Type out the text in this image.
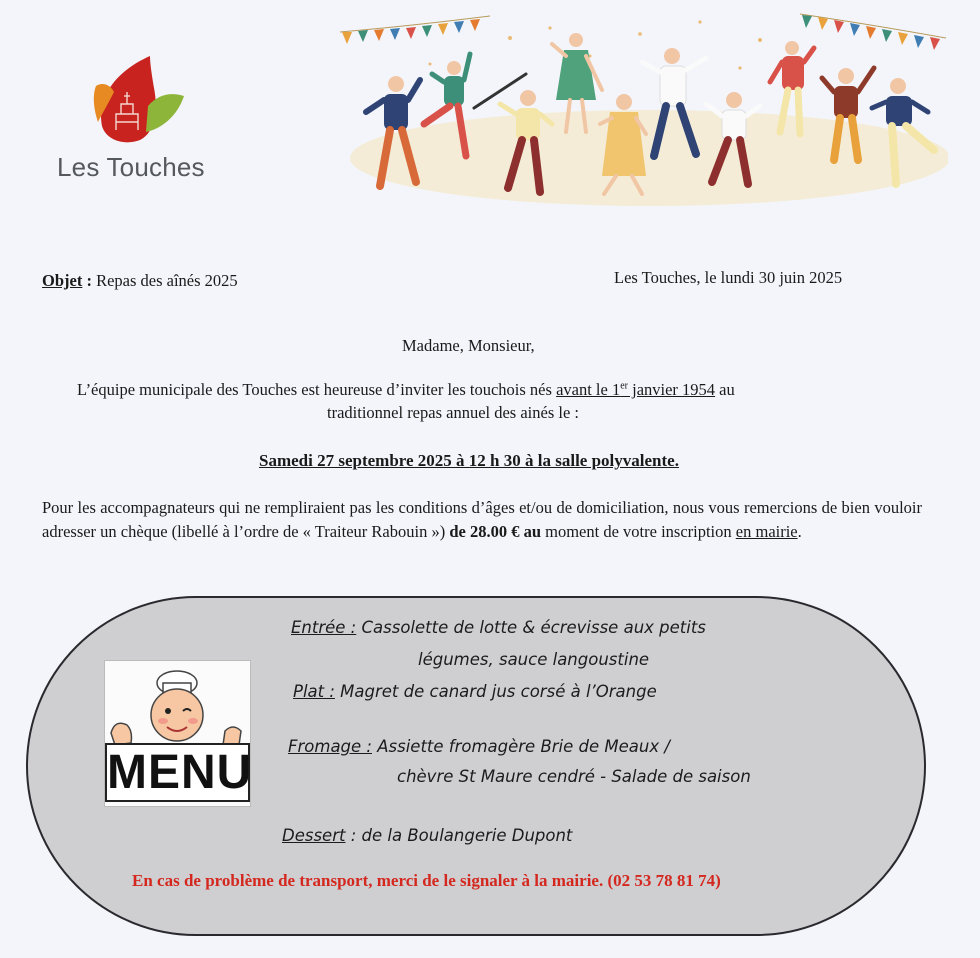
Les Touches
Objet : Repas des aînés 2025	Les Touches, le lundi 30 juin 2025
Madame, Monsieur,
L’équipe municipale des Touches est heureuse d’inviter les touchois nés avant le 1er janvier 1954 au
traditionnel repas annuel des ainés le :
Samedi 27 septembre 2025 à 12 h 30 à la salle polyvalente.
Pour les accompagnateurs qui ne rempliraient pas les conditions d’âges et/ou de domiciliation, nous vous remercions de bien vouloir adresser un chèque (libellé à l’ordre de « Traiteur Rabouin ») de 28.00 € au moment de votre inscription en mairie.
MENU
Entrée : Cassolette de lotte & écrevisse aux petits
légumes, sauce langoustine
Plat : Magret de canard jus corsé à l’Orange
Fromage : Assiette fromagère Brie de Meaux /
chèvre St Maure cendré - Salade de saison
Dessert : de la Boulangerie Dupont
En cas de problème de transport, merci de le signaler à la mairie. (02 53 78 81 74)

Task to carry out:
Retype the whole listing, keeping every line identical and omitting all pictures.

Finished exercise:
Type out the text in this image.
Les Touches
Objet : Repas des aînés 2025	Les Touches, le lundi 30 juin 2025
Madame, Monsieur,
L’équipe municipale des Touches est heureuse d’inviter les touchois nés avant le 1er janvier 1954 au
traditionnel repas annuel des ainés le :
Samedi 27 septembre 2025 à 12 h 30 à la salle polyvalente.
Pour les accompagnateurs qui ne rempliraient pas les conditions d’âges et/ou de domiciliation, nous vous remercions de bien vouloir adresser un chèque (libellé à l’ordre de « Traiteur Rabouin ») de 28.00 € au moment de votre inscription en mairie.
MENU
Entrée : Cassolette de lotte & écrevisse aux petits
légumes, sauce langoustine
Plat : Magret de canard jus corsé à l’Orange
Fromage : Assiette fromagère Brie de Meaux /
chèvre St Maure cendré - Salade de saison
Dessert : de la Boulangerie Dupont
En cas de problème de transport, merci de le signaler à la mairie. (02 53 78 81 74)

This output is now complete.